Copy each line holding the string "Prerequisites".

----- RECORDS FOR THE TASK

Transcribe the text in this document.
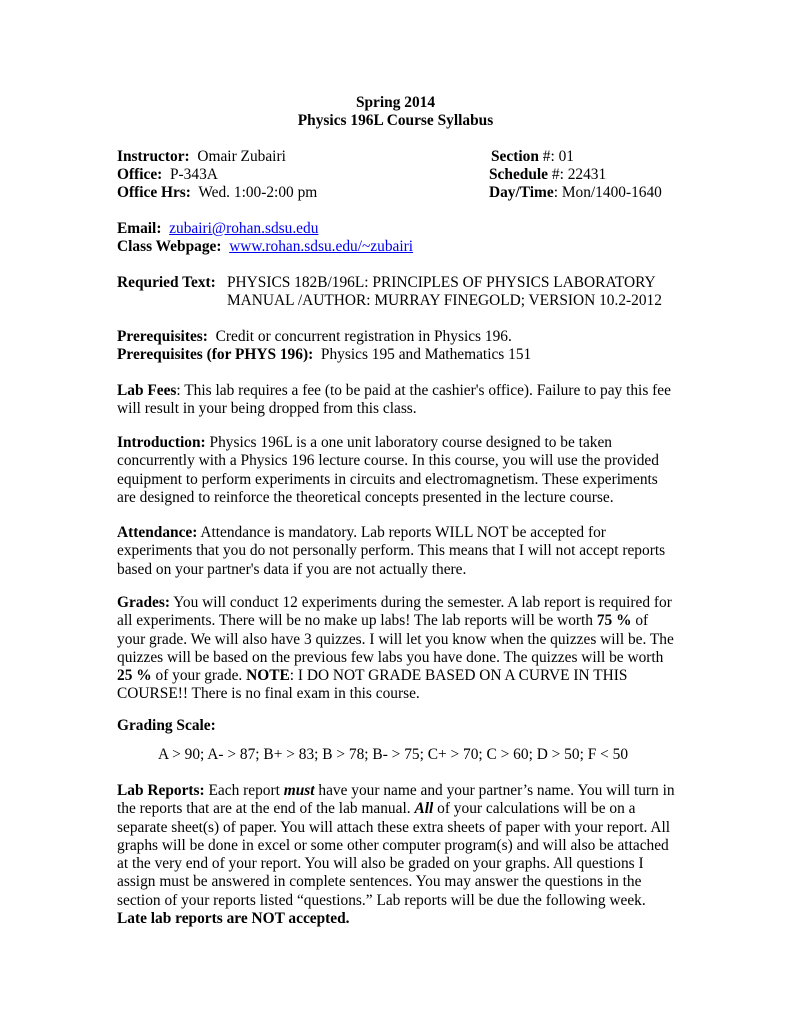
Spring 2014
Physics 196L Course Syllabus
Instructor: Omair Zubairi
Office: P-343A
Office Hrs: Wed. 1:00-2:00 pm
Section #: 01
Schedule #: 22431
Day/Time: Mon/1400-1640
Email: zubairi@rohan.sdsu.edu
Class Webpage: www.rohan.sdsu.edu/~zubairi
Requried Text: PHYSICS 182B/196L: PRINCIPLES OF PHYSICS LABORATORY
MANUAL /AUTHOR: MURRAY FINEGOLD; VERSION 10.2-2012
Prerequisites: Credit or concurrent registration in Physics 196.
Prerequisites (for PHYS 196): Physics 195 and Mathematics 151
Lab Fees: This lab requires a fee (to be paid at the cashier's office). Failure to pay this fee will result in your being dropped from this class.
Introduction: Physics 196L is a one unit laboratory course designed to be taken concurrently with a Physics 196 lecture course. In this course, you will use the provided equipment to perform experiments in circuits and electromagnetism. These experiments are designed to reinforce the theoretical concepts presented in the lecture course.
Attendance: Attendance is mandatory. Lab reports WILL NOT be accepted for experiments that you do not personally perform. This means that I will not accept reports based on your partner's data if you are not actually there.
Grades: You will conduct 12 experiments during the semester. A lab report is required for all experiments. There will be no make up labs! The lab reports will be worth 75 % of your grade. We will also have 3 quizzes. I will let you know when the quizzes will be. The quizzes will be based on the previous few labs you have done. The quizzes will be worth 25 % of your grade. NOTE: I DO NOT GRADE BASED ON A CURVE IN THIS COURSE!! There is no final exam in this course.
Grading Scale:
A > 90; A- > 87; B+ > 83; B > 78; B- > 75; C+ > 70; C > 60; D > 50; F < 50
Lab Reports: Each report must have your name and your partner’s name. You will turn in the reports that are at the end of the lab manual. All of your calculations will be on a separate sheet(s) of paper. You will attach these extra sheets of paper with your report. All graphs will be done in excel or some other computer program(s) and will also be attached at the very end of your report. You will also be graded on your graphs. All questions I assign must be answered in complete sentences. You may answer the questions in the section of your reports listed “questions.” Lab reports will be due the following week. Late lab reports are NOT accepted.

----------
----- RECORDS FOR THE TASK

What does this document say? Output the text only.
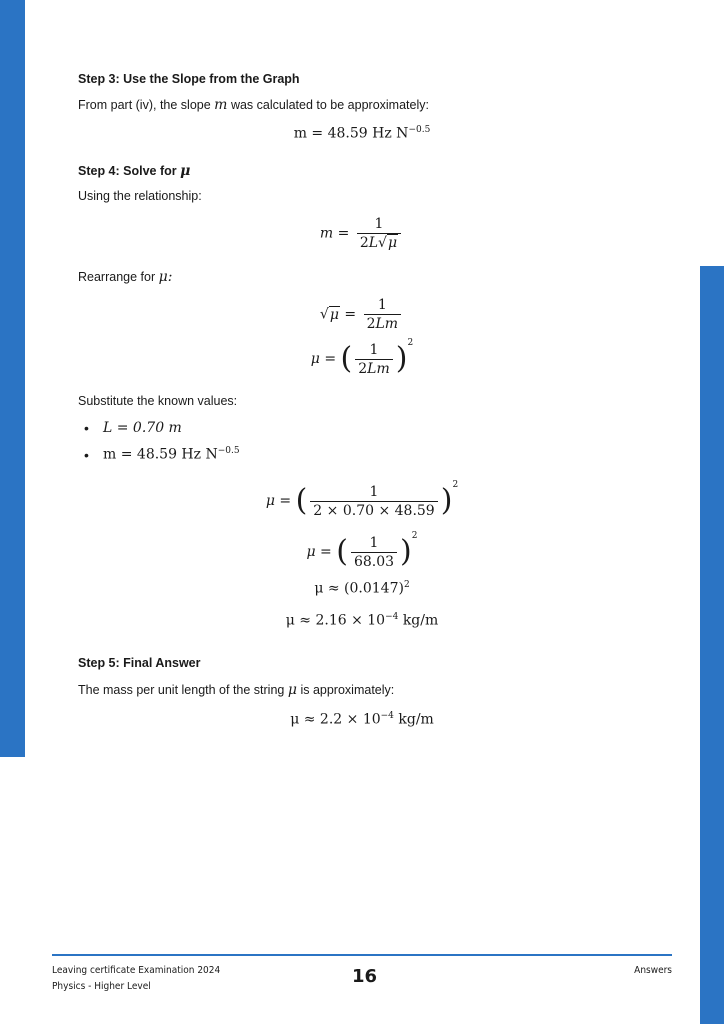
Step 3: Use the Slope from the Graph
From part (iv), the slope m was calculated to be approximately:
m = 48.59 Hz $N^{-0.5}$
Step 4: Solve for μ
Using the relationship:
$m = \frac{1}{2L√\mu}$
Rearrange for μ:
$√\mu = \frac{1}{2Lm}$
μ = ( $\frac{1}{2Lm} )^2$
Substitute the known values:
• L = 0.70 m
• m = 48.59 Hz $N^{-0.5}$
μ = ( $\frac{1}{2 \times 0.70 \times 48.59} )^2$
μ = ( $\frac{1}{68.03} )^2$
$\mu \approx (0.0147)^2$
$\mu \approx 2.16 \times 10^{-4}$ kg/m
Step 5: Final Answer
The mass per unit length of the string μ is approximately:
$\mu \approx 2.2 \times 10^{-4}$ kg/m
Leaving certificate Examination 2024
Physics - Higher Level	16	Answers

----------
----- RECORDS FOR THE TASK

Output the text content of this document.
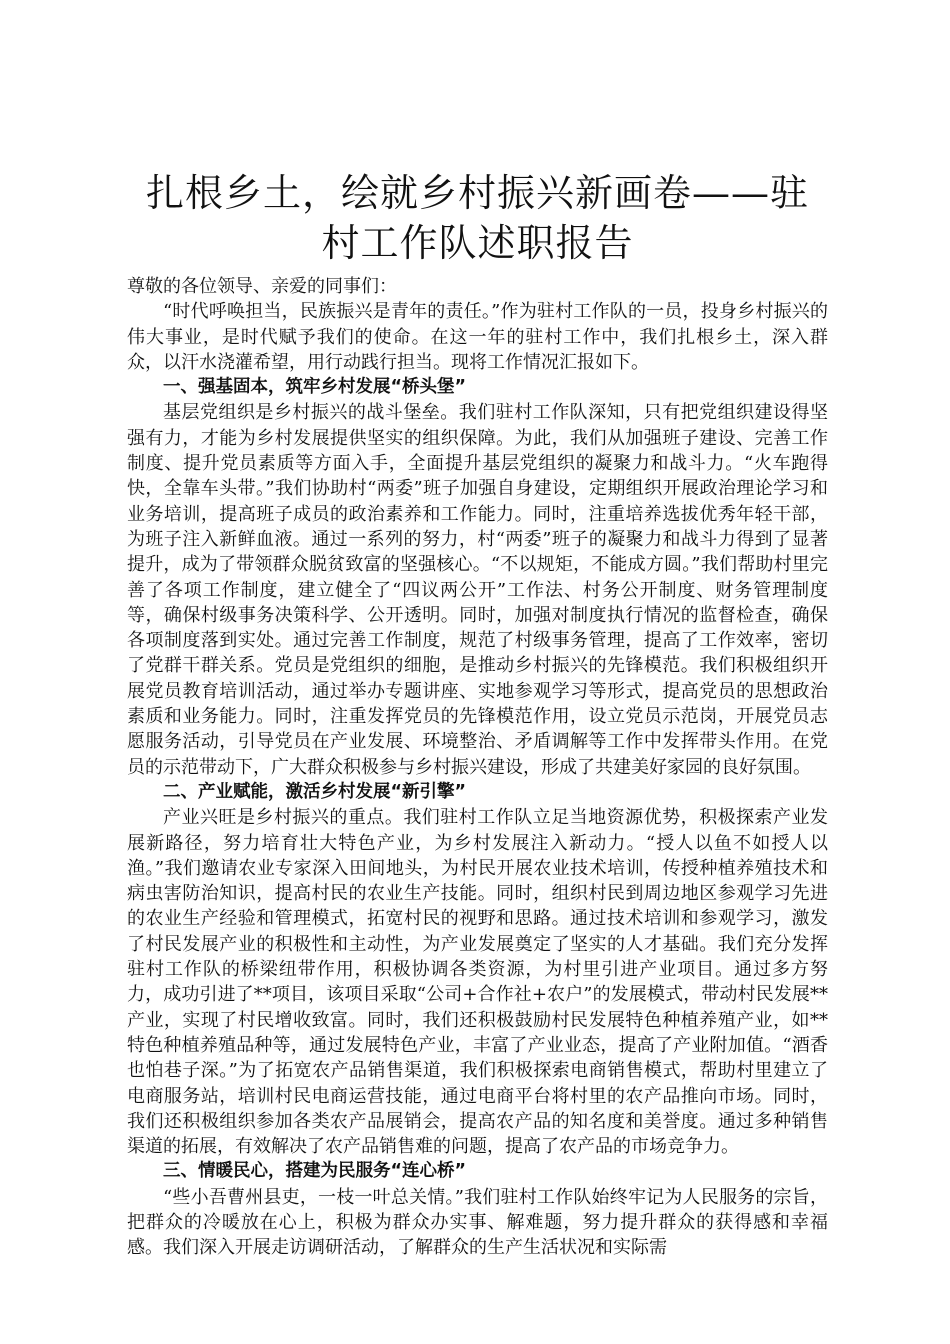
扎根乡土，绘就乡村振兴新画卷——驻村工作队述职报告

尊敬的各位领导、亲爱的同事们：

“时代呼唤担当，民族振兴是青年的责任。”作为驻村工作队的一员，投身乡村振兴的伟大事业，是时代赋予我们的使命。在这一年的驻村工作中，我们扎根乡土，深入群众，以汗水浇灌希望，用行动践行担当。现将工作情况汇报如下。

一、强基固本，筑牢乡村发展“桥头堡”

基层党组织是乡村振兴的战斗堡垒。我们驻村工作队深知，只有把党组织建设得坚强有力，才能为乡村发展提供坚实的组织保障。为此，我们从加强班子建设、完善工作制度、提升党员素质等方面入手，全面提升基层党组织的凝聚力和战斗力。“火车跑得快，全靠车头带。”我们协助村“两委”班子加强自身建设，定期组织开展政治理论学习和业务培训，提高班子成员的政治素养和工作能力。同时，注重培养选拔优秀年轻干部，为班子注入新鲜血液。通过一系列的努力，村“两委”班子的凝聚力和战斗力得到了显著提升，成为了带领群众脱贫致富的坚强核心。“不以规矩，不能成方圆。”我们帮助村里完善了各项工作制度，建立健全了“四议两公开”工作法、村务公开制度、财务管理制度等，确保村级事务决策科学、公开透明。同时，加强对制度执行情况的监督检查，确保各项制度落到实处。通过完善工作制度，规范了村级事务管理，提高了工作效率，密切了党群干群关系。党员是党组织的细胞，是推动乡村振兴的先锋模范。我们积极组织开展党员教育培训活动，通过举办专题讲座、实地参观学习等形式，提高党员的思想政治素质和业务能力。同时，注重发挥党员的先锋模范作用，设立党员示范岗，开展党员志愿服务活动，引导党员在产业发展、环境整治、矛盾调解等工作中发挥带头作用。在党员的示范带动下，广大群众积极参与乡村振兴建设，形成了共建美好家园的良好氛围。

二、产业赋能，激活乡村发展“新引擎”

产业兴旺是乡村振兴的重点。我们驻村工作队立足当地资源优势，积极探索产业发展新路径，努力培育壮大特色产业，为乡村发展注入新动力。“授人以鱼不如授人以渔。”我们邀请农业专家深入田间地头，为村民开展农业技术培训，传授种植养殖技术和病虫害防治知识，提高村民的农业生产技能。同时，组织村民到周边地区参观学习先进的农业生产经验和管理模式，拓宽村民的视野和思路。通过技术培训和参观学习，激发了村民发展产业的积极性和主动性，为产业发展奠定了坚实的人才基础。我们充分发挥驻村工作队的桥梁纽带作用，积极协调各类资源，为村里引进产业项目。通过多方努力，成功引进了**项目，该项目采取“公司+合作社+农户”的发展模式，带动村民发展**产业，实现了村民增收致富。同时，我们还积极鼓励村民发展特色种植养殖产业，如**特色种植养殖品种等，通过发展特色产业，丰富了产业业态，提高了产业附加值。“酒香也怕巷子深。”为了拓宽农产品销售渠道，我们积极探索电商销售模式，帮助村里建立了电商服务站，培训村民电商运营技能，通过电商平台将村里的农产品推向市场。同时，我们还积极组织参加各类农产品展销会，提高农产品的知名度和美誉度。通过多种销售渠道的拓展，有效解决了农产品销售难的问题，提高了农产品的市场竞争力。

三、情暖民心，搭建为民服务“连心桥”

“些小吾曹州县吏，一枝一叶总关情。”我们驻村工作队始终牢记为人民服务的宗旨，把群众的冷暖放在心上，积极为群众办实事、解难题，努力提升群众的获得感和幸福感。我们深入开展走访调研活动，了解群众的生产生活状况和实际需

----------

### RESULT FOR THIS TASK
Prerequisites: Credit or concurrent registration in Physics 196.
Prerequisites (for PHYS 196): Physics 195 and Mathematics 151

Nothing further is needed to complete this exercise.